Write out exactly the lines from the one containing "Type out the text in this image." through the last line of the records below, both included, and leave out any pictures.

◇ ◇ ◇ ◇ ◇ ◇ ◇

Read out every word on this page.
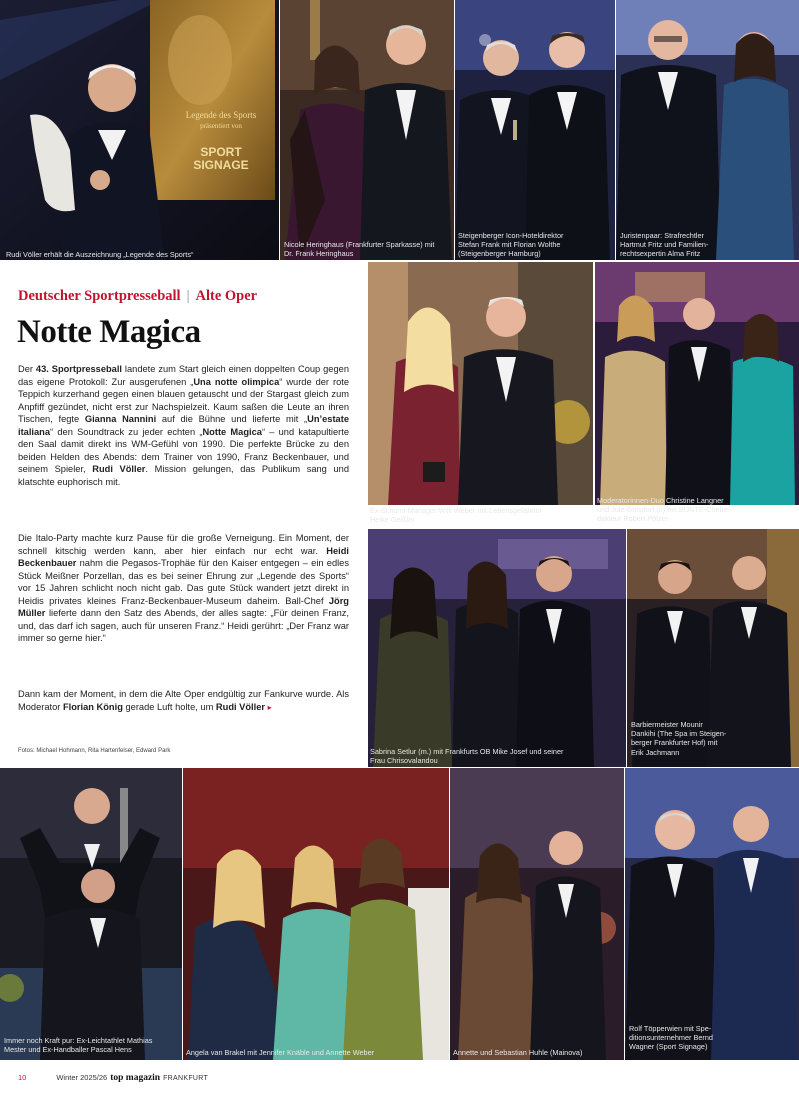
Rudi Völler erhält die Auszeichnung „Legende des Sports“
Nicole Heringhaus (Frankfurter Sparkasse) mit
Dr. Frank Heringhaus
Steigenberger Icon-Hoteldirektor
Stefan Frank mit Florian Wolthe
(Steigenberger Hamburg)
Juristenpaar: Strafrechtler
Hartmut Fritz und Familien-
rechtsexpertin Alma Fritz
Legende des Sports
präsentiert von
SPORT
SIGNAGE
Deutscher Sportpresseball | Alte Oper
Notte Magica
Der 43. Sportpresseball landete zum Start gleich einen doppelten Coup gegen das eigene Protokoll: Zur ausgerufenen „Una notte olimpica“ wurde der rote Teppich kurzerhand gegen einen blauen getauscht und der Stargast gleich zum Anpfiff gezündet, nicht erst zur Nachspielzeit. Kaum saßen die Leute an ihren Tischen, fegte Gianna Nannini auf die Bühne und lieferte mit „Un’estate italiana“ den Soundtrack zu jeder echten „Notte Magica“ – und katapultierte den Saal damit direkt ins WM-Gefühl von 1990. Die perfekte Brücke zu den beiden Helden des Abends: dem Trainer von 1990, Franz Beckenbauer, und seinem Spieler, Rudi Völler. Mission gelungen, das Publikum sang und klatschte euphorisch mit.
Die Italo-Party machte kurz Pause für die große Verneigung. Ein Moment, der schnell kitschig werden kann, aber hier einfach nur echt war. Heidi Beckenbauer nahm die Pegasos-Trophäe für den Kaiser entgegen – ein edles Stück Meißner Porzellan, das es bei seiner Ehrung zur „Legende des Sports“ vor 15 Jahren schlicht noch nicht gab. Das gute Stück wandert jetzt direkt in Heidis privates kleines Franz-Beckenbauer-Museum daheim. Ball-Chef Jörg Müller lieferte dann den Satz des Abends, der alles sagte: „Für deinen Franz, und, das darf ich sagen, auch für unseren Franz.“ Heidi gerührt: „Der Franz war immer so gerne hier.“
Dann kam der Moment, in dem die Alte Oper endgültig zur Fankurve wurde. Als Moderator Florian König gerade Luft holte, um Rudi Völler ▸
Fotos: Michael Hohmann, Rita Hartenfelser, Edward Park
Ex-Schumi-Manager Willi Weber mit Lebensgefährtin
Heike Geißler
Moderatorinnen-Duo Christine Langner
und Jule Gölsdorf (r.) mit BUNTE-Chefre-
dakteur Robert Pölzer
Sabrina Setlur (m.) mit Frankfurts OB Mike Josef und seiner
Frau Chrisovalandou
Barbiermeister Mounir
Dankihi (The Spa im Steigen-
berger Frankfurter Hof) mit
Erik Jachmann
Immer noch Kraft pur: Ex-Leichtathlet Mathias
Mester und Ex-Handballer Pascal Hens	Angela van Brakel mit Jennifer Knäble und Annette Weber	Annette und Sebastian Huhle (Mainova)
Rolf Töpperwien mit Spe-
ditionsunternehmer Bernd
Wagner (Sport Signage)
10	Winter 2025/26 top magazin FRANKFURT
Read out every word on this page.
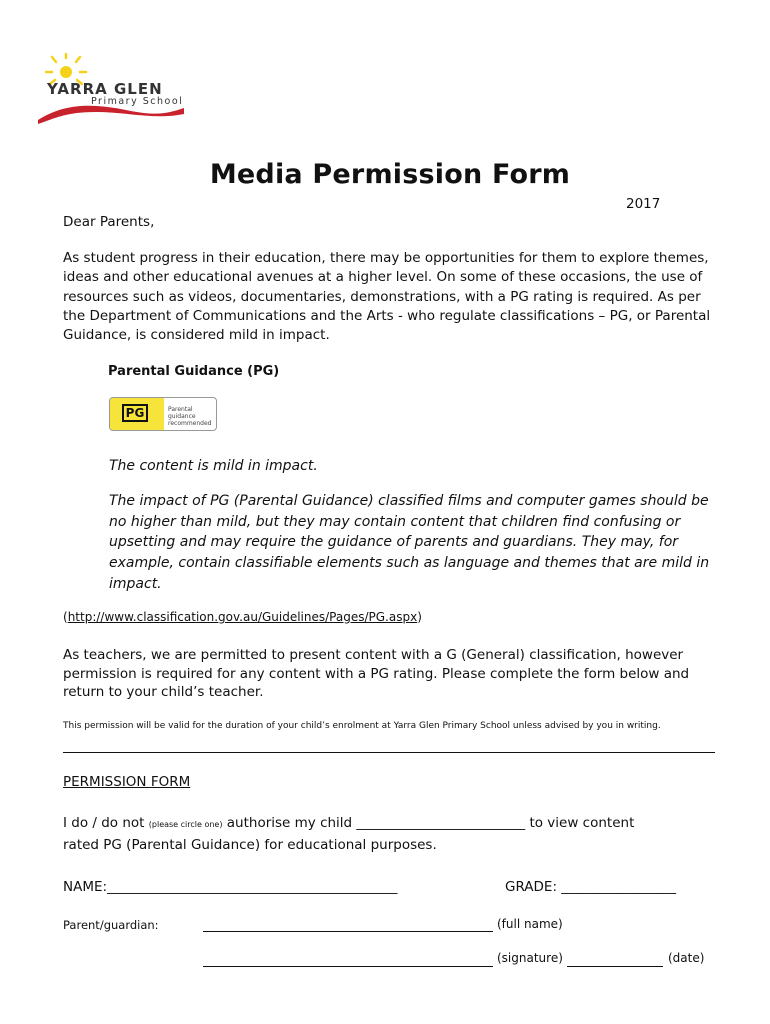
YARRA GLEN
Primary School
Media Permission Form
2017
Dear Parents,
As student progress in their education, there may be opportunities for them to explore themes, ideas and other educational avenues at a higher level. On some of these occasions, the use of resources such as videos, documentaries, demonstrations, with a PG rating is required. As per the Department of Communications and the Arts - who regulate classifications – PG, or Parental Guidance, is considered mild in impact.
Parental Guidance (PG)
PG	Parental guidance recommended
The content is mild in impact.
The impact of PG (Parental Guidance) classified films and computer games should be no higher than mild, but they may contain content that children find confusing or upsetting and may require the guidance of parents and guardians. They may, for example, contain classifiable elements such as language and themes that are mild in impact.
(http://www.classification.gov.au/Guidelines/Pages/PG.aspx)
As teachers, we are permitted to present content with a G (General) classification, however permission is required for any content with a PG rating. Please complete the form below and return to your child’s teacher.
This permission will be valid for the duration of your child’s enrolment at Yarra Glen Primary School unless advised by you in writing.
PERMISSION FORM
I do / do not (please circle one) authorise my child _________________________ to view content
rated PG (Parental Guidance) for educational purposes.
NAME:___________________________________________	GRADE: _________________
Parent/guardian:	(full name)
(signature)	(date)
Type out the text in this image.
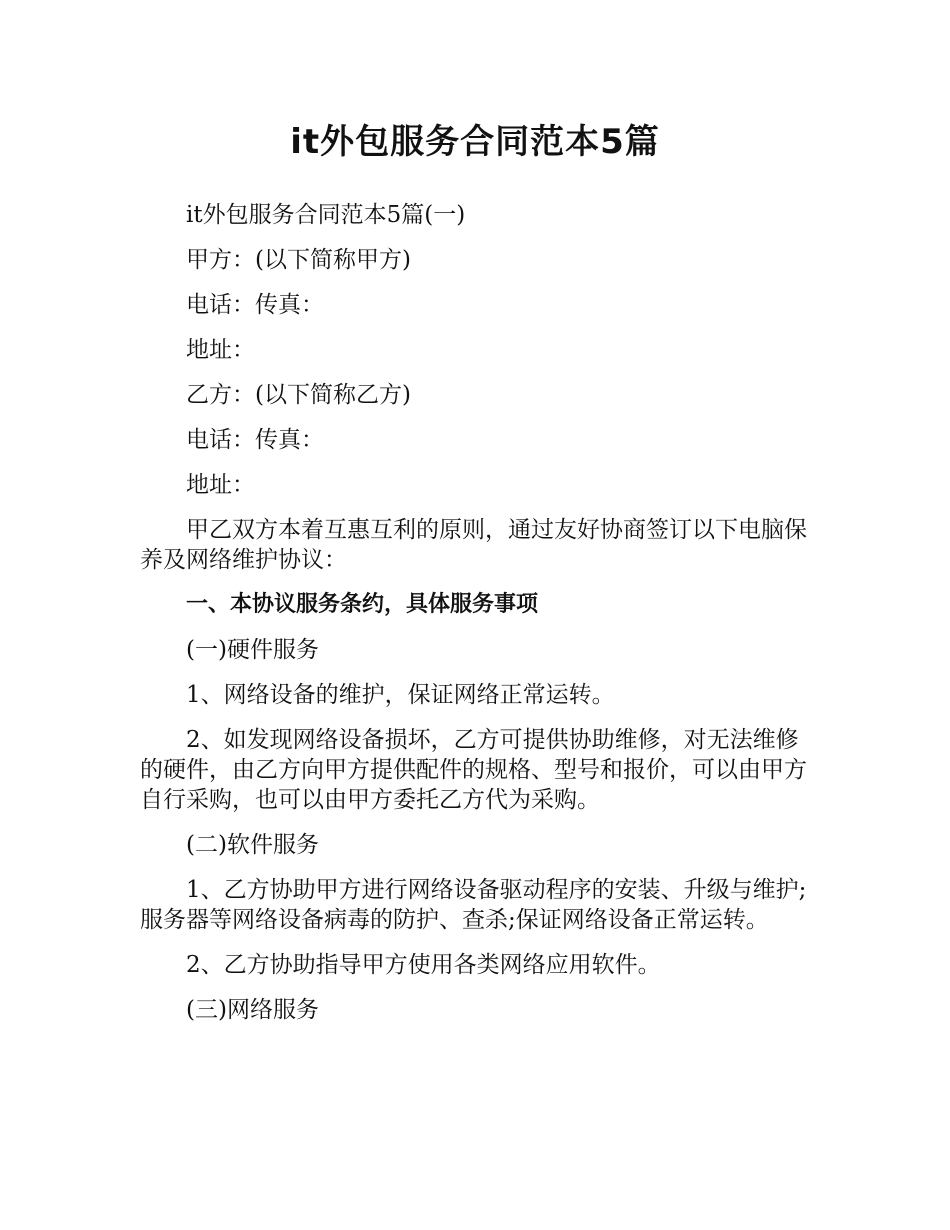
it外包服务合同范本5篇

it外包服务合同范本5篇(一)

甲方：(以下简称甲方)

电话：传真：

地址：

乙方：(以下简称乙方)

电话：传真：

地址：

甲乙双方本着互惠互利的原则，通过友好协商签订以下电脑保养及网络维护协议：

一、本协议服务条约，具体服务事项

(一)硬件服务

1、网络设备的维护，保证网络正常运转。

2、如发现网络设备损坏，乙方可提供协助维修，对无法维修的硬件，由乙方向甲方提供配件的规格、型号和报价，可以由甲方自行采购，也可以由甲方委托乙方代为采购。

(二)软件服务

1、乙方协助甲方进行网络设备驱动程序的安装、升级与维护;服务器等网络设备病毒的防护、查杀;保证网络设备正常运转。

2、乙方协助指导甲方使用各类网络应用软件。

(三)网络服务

◇ ◇ ◇ ◇ ◇ ◇ ◇

## Exercise output
Type out the text in this image.
it外包服务合同范本5篇

it外包服务合同范本5篇(一)

甲方：(以下简称甲方)

电话：传真：

地址：

乙方：(以下简称乙方)

电话：传真：

地址：

甲乙双方本着互惠互利的原则，通过友好协商签订以下电脑保养及网络维护协议：

一、本协议服务条约，具体服务事项

(一)硬件服务

1、网络设备的维护，保证网络正常运转。

2、如发现网络设备损坏，乙方可提供协助维修，对无法维修的硬件，由乙方向甲方提供配件的规格、型号和报价，可以由甲方自行采购，也可以由甲方委托乙方代为采购。

(二)软件服务

1、乙方协助甲方进行网络设备驱动程序的安装、升级与维护;服务器等网络设备病毒的防护、查杀;保证网络设备正常运转。

2、乙方协助指导甲方使用各类网络应用软件。

(三)网络服务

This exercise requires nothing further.